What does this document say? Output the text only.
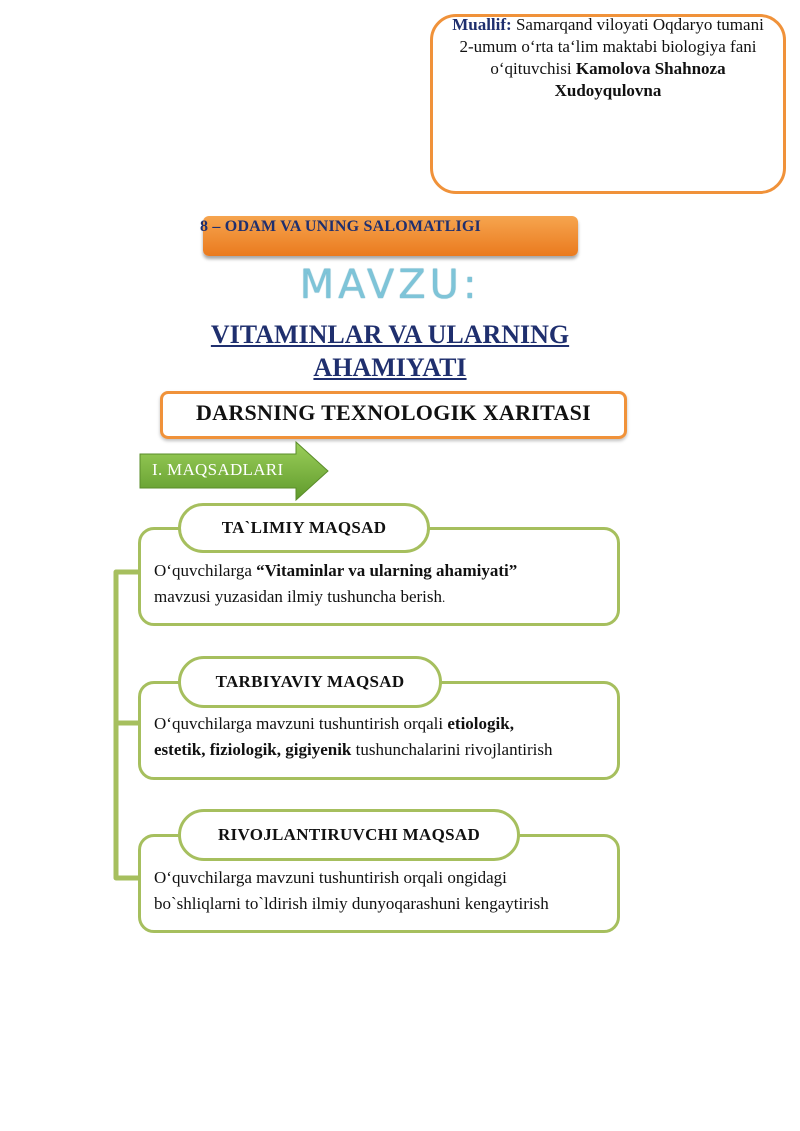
Muallif: Samarqand viloyati Oqdaryo tumani
2-umum o‘rta ta‘lim maktabi biologiya fani
o‘qituvchisi Kamolova Shahnoza
Xudoyqulovna
8 – ODAM VA UNING SALOMATLIGI
MAVZU:
VITAMINLAR VA ULARNING
AHAMIYATI
DARSNING TEXNOLOGIK XARITASI
I. MAQSADLARI
TA`LIMIY MAQSAD
O‘quvchilarga “Vitaminlar va ularning ahamiyati”
mavzusi yuzasidan ilmiy tushuncha berish.
TARBIYAVIY MAQSAD
O‘quvchilarga mavzuni tushuntirish orqali etiologik,
estetik, fiziologik, gigiyenik tushunchalarini rivojlantirish
RIVOJLANTIRUVCHI MAQSAD
O‘quvchilarga mavzuni tushuntirish orqali ongidagi
bo`shliqlarni to`ldirish ilmiy dunyoqarashuni kengaytirish
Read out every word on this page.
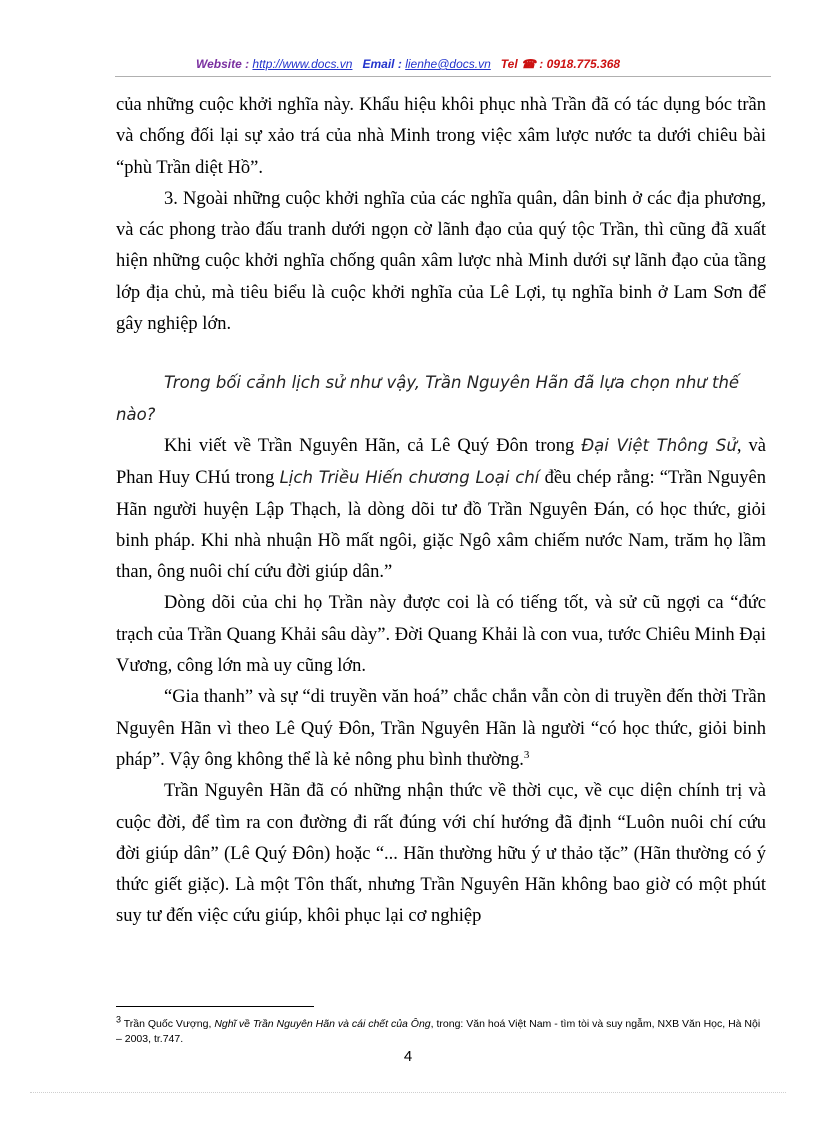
Website : http://www.docs.vn Email : lienhe@docs.vn Tel ☎ : 0918.775.368

của những cuộc khởi nghĩa này. Khẩu hiệu khôi phục nhà Trần đã có tác dụng bóc trần và chống đối lại sự xảo trá của nhà Minh trong việc xâm lược nước ta dưới chiêu bài “phù Trần diệt Hồ”.

3. Ngoài những cuộc khởi nghĩa của các nghĩa quân, dân binh ở các địa phương, và các phong trào đấu tranh dưới ngọn cờ lãnh đạo của quý tộc Trần, thì cũng đã xuất hiện những cuộc khởi nghĩa chống quân xâm lược nhà Minh dưới sự lãnh đạo của tầng lớp địa chủ, mà tiêu biểu là cuộc khởi nghĩa của Lê Lợi, tụ nghĩa binh ở Lam Sơn để gây nghiệp lớn.

Trong bối cảnh lịch sử như vậy, Trần Nguyên Hãn đã lựa chọn như thế

nào?

Khi viết về Trần Nguyên Hãn, cả Lê Quý Đôn trong Đại Việt Thông Sử, và Phan Huy CHú trong Lịch Triều Hiến chương Loại chí đều chép rằng: “Trần Nguyên Hãn người huyện Lập Thạch, là dòng dõi tư đồ Trần Nguyên Đán, có học thức, giỏi binh pháp. Khi nhà nhuận Hồ mất ngôi, giặc Ngô xâm chiếm nước Nam, trăm họ lầm than, ông nuôi chí cứu đời giúp dân.”

Dòng dõi của chi họ Trần này được coi là có tiếng tốt, và sử cũ ngợi ca “đức trạch của Trần Quang Khải sâu dày”. Đời Quang Khải là con vua, tước Chiêu Minh Đại Vương, công lớn mà uy cũng lớn.

“Gia thanh” và sự “di truyền văn hoá” chắc chắn vẫn còn di truyền đến thời Trần Nguyên Hãn vì theo Lê Quý Đôn, Trần Nguyên Hãn là người “có học thức, giỏi binh pháp”. Vậy ông không thể là kẻ nông phu bình thường.$^3$

Trần Nguyên Hãn đã có những nhận thức về thời cục, về cục diện chính trị và cuộc đời, để tìm ra con đường đi rất đúng với chí hướng đã định “Luôn nuôi chí cứu đời giúp dân” (Lê Quý Đôn) hoặc “... Hãn thường hữu ý ư thảo tặc” (Hãn thường có ý thức giết giặc). Là một Tôn thất, nhưng Trần Nguyên Hãn không bao giờ có một phút suy tư đến việc cứu giúp, khôi phục lại cơ nghiệp

3 Trần Quốc Vượng, Nghĩ về Trần Nguyên Hãn và cái chết của Ông, trong: Văn hoá Việt Nam - tìm tòi và suy ngẫm, NXB Văn Học, Hà Nội – 2003, tr.747.
4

————

** The request **
Show every line from the entries above in which "giỏi" appears.

** Written response **
Khi viết về Trần Nguyên Hãn, cả Lê Quý Đôn trong Đại Việt Thông Sử, và Phan Huy CHú trong Lịch Triều Hiến chương Loại chí đều chép rằng: “Trần Nguyên Hãn người huyện Lập Thạch, là dòng dõi tư đồ Trần Nguyên Đán, có học thức, giỏi binh pháp. Khi nhà nhuận Hồ mất ngôi, giặc Ngô xâm chiếm nước Nam, trăm họ lầm than, ông nuôi chí cứu đời giúp dân.”
“Gia thanh” và sự “di truyền văn hoá” chắc chắn vẫn còn di truyền đến thời Trần Nguyên Hãn vì theo Lê Quý Đôn, Trần Nguyên Hãn là người “có học thức, giỏi binh pháp”. Vậy ông không thể là kẻ nông phu bình thường.$^3$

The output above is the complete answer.